To be done: Below are some records; return each one exactly.
▼▼▼
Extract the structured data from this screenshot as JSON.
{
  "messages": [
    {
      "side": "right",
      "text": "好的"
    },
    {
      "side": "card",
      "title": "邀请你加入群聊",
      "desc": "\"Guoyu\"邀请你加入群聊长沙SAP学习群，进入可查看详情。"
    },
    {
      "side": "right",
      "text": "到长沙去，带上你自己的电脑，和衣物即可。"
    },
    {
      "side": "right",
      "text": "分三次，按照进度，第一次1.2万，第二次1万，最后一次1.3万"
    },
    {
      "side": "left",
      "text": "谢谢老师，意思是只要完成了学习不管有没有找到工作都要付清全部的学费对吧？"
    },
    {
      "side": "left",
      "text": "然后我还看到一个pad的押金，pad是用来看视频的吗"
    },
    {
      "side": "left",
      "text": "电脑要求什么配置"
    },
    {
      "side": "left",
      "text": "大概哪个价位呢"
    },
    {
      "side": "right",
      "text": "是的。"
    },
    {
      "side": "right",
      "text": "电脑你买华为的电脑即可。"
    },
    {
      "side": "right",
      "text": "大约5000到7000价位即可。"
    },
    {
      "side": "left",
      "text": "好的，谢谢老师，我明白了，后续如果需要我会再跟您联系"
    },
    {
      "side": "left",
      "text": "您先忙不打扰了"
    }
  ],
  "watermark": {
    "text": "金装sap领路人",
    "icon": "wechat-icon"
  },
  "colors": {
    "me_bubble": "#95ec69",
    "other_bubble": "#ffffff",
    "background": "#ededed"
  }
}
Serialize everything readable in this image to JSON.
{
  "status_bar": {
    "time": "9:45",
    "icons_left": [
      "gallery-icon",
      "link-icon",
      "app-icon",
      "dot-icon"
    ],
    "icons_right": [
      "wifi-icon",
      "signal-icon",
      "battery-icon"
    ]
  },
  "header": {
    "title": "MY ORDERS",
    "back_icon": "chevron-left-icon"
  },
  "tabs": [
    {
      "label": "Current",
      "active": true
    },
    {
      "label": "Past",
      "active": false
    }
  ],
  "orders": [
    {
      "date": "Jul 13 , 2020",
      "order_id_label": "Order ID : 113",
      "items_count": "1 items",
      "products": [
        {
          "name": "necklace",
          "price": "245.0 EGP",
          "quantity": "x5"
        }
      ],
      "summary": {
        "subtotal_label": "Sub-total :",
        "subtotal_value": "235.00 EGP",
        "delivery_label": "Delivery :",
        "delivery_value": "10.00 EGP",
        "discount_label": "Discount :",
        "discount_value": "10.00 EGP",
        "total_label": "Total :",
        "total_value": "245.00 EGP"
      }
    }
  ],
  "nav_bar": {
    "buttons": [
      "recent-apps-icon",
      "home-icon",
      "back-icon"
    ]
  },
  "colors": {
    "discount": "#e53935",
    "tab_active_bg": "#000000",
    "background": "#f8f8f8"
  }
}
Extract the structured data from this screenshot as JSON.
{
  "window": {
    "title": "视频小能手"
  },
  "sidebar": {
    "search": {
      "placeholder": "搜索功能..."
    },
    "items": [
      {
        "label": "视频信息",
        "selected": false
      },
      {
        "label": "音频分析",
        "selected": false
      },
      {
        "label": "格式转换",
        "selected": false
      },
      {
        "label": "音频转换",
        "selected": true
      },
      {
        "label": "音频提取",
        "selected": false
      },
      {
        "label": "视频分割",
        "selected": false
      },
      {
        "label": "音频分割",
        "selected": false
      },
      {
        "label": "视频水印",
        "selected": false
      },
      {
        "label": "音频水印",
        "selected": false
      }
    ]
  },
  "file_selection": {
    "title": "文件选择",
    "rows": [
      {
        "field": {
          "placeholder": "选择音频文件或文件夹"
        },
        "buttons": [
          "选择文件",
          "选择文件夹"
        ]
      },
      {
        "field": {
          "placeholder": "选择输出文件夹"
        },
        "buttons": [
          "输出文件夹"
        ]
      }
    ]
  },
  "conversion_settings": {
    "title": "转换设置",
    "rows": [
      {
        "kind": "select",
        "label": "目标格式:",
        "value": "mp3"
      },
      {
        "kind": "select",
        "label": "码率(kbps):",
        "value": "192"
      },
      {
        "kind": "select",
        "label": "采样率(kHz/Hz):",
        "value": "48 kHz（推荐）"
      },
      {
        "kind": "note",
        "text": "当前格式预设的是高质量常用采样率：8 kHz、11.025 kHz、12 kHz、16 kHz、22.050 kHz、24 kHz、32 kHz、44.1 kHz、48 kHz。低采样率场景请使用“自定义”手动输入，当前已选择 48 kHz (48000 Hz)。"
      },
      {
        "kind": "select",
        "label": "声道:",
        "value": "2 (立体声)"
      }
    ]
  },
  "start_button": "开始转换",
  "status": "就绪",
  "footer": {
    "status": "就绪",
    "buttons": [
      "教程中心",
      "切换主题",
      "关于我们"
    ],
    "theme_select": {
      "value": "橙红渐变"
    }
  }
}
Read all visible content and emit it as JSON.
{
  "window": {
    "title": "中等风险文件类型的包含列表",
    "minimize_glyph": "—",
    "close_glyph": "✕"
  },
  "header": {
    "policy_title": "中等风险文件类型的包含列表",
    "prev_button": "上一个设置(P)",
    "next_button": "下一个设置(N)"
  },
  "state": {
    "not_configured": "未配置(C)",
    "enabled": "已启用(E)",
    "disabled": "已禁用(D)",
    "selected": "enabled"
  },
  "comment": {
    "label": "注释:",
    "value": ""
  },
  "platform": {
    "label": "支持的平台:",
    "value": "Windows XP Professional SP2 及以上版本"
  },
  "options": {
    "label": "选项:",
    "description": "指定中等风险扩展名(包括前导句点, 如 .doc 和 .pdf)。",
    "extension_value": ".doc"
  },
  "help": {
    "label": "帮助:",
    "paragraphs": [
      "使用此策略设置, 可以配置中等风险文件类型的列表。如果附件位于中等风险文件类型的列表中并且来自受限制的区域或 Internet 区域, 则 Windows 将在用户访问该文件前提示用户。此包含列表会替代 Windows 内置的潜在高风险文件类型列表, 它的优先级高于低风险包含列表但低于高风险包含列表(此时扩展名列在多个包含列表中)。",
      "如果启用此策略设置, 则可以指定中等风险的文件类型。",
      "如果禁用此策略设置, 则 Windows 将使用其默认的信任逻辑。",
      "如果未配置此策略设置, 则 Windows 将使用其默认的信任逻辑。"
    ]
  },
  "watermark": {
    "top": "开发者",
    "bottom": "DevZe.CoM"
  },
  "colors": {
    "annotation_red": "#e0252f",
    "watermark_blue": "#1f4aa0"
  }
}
▲▲▲
Exercise response:
Extract the structured data from this screenshot as JSON.
{
  "messages": [
    {
      "side": "right",
      "text": "好的"
    },
    {
      "side": "card",
      "title": "邀请你加入群聊",
      "desc": "\"Guoyu\"邀请你加入群聊长沙SAP学习群，进入可查看详情。"
    },
    {
      "side": "right",
      "text": "到长沙去，带上你自己的电脑，和衣物即可。"
    },
    {
      "side": "right",
      "text": "分三次，按照进度，第一次1.2万，第二次1万，最后一次1.3万"
    },
    {
      "side": "left",
      "text": "谢谢老师，意思是只要完成了学习不管有没有找到工作都要付清全部的学费对吧？"
    },
    {
      "side": "left",
      "text": "然后我还看到一个pad的押金，pad是用来看视频的吗"
    },
    {
      "side": "left",
      "text": "电脑要求什么配置"
    },
    {
      "side": "left",
      "text": "大概哪个价位呢"
    },
    {
      "side": "right",
      "text": "是的。"
    },
    {
      "side": "right",
      "text": "电脑你买华为的电脑即可。"
    },
    {
      "side": "right",
      "text": "大约5000到7000价位即可。"
    },
    {
      "side": "left",
      "text": "好的，谢谢老师，我明白了，后续如果需要我会再跟您联系"
    },
    {
      "side": "left",
      "text": "您先忙不打扰了"
    }
  ],
  "watermark": {
    "text": "金装sap领路人",
    "icon": "wechat-icon"
  },
  "colors": {
    "me_bubble": "#95ec69",
    "other_bubble": "#ffffff",
    "background": "#ededed"
  }
}
Serialize everything readable in this image to JSON.
{
  "status_bar": {
    "time": "9:45",
    "icons_left": [
      "gallery-icon",
      "link-icon",
      "app-icon",
      "dot-icon"
    ],
    "icons_right": [
      "wifi-icon",
      "signal-icon",
      "battery-icon"
    ]
  },
  "header": {
    "title": "MY ORDERS",
    "back_icon": "chevron-left-icon"
  },
  "tabs": [
    {
      "label": "Current",
      "active": true
    },
    {
      "label": "Past",
      "active": false
    }
  ],
  "orders": [
    {
      "date": "Jul 13 , 2020",
      "order_id_label": "Order ID : 113",
      "items_count": "1 items",
      "products": [
        {
          "name": "necklace",
          "price": "245.0 EGP",
          "quantity": "x5"
        }
      ],
      "summary": {
        "subtotal_label": "Sub-total :",
        "subtotal_value": "235.00 EGP",
        "delivery_label": "Delivery :",
        "delivery_value": "10.00 EGP",
        "discount_label": "Discount :",
        "discount_value": "10.00 EGP",
        "total_label": "Total :",
        "total_value": "245.00 EGP"
      }
    }
  ],
  "nav_bar": {
    "buttons": [
      "recent-apps-icon",
      "home-icon",
      "back-icon"
    ]
  },
  "colors": {
    "discount": "#e53935",
    "tab_active_bg": "#000000",
    "background": "#f8f8f8"
  }
}
Extract the structured data from this screenshot as JSON.
{
  "window": {
    "title": "视频小能手"
  },
  "sidebar": {
    "search": {
      "placeholder": "搜索功能..."
    },
    "items": [
      {
        "label": "视频信息",
        "selected": false
      },
      {
        "label": "音频分析",
        "selected": false
      },
      {
        "label": "格式转换",
        "selected": false
      },
      {
        "label": "音频转换",
        "selected": true
      },
      {
        "label": "音频提取",
        "selected": false
      },
      {
        "label": "视频分割",
        "selected": false
      },
      {
        "label": "音频分割",
        "selected": false
      },
      {
        "label": "视频水印",
        "selected": false
      },
      {
        "label": "音频水印",
        "selected": false
      }
    ]
  },
  "file_selection": {
    "title": "文件选择",
    "rows": [
      {
        "field": {
          "placeholder": "选择音频文件或文件夹"
        },
        "buttons": [
          "选择文件",
          "选择文件夹"
        ]
      },
      {
        "field": {
          "placeholder": "选择输出文件夹"
        },
        "buttons": [
          "输出文件夹"
        ]
      }
    ]
  },
  "conversion_settings": {
    "title": "转换设置",
    "rows": [
      {
        "kind": "select",
        "label": "目标格式:",
        "value": "mp3"
      },
      {
        "kind": "select",
        "label": "码率(kbps):",
        "value": "192"
      },
      {
        "kind": "select",
        "label": "采样率(kHz/Hz):",
        "value": "48 kHz（推荐）"
      },
      {
        "kind": "note",
        "text": "当前格式预设的是高质量常用采样率：8 kHz、11.025 kHz、12 kHz、16 kHz、22.050 kHz、24 kHz、32 kHz、44.1 kHz、48 kHz。低采样率场景请使用“自定义”手动输入，当前已选择 48 kHz (48000 Hz)。"
      },
      {
        "kind": "select",
        "label": "声道:",
        "value": "2 (立体声)"
      }
    ]
  },
  "start_button": "开始转换",
  "status": "就绪",
  "footer": {
    "status": "就绪",
    "buttons": [
      "教程中心",
      "切换主题",
      "关于我们"
    ],
    "theme_select": {
      "value": "橙红渐变"
    }
  }
}
Read all visible content and emit it as JSON.
{
  "window": {
    "title": "中等风险文件类型的包含列表",
    "minimize_glyph": "—",
    "close_glyph": "✕"
  },
  "header": {
    "policy_title": "中等风险文件类型的包含列表",
    "prev_button": "上一个设置(P)",
    "next_button": "下一个设置(N)"
  },
  "state": {
    "not_configured": "未配置(C)",
    "enabled": "已启用(E)",
    "disabled": "已禁用(D)",
    "selected": "enabled"
  },
  "comment": {
    "label": "注释:",
    "value": ""
  },
  "platform": {
    "label": "支持的平台:",
    "value": "Windows XP Professional SP2 及以上版本"
  },
  "options": {
    "label": "选项:",
    "description": "指定中等风险扩展名(包括前导句点, 如 .doc 和 .pdf)。",
    "extension_value": ".doc"
  },
  "help": {
    "label": "帮助:",
    "paragraphs": [
      "使用此策略设置, 可以配置中等风险文件类型的列表。如果附件位于中等风险文件类型的列表中并且来自受限制的区域或 Internet 区域, 则 Windows 将在用户访问该文件前提示用户。此包含列表会替代 Windows 内置的潜在高风险文件类型列表, 它的优先级高于低风险包含列表但低于高风险包含列表(此时扩展名列在多个包含列表中)。",
      "如果启用此策略设置, 则可以指定中等风险的文件类型。",
      "如果禁用此策略设置, 则 Windows 将使用其默认的信任逻辑。",
      "如果未配置此策略设置, 则 Windows 将使用其默认的信任逻辑。"
    ]
  },
  "watermark": {
    "top": "开发者",
    "bottom": "DevZe.CoM"
  },
  "colors": {
    "annotation_red": "#e0252f",
    "watermark_blue": "#1f4aa0"
  }
}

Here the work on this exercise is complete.